→ **EXERCISE DATA**

####

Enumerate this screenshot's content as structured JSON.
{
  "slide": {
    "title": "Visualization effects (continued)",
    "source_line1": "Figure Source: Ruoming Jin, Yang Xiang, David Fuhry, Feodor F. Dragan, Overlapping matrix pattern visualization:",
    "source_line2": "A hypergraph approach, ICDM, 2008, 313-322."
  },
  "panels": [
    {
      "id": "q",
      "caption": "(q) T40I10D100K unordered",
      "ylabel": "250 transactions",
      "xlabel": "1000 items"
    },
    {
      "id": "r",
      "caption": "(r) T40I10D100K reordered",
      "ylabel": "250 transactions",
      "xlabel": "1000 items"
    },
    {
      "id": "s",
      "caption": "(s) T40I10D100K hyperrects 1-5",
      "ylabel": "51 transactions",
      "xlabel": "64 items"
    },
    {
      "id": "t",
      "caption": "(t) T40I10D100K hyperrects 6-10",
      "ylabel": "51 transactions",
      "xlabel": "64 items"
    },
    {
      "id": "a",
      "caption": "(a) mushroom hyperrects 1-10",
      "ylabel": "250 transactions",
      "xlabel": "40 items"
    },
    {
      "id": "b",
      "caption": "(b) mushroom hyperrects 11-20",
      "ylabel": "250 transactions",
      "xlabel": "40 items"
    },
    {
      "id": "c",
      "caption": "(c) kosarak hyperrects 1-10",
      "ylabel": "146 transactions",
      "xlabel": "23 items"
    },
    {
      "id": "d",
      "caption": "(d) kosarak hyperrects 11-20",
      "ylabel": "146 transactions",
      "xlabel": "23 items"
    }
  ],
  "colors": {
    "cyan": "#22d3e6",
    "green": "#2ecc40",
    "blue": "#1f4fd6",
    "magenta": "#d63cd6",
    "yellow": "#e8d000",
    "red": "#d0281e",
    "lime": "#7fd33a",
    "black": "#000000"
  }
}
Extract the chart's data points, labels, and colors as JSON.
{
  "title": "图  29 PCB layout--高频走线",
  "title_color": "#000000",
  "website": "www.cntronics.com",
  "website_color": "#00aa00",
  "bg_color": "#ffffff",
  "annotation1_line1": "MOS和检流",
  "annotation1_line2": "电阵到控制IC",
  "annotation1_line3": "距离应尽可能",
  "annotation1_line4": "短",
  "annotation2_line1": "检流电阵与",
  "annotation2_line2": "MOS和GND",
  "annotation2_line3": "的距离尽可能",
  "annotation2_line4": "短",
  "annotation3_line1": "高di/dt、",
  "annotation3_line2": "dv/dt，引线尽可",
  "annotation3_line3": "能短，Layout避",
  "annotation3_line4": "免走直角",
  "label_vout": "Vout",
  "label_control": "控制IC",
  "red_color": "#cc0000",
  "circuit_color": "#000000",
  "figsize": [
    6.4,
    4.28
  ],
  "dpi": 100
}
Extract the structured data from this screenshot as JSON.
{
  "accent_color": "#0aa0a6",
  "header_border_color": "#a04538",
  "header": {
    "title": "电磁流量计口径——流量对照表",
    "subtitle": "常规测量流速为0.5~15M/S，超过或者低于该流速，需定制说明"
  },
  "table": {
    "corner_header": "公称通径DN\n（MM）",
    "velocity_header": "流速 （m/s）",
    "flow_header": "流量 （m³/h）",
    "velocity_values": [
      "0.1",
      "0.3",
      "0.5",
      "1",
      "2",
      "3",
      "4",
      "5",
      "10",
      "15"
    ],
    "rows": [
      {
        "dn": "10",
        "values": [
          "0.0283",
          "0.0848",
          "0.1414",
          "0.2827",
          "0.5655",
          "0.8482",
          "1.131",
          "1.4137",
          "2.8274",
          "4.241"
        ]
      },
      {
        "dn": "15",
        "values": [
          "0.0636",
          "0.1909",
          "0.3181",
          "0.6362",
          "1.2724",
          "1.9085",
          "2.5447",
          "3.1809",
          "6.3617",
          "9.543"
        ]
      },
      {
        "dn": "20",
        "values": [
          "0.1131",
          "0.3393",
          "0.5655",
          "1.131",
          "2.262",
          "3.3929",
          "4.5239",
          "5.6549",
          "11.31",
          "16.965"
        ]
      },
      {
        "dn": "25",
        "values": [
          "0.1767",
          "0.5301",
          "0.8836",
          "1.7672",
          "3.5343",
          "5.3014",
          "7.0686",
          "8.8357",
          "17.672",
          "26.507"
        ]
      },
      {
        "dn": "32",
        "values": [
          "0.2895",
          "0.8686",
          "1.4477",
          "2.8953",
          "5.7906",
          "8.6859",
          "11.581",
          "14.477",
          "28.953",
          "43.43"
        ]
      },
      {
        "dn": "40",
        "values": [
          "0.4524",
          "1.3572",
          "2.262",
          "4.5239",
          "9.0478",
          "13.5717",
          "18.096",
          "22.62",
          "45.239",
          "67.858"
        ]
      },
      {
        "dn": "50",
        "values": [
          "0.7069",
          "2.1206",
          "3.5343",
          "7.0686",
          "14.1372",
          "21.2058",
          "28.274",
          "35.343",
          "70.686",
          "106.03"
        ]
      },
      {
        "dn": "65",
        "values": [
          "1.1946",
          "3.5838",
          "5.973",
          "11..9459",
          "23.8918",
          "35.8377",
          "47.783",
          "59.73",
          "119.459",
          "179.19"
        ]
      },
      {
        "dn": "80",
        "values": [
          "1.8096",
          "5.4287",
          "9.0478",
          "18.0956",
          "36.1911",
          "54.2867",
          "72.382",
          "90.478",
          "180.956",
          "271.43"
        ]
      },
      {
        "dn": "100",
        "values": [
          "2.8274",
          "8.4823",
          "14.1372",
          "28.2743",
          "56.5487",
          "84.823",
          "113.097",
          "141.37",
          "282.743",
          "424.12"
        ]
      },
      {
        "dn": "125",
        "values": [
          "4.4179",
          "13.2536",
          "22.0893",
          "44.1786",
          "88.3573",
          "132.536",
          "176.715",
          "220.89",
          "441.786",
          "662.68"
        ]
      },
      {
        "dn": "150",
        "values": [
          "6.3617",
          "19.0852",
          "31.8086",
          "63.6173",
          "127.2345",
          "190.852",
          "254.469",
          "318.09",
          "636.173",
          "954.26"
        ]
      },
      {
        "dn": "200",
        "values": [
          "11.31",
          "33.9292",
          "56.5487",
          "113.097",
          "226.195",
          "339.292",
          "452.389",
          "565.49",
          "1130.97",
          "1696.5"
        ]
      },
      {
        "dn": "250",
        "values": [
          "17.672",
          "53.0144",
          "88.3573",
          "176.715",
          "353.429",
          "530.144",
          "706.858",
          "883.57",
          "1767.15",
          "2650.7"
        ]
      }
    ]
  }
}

####

→ **INSTRUCTIONS FOR THE TASK**
Search the lines above for the string "structured", then show every one that has it.

→ **RESPONSE TO THE EXERCISE**
Enumerate this screenshot's content as structured JSON.
Extract the structured data from this screenshot as JSON.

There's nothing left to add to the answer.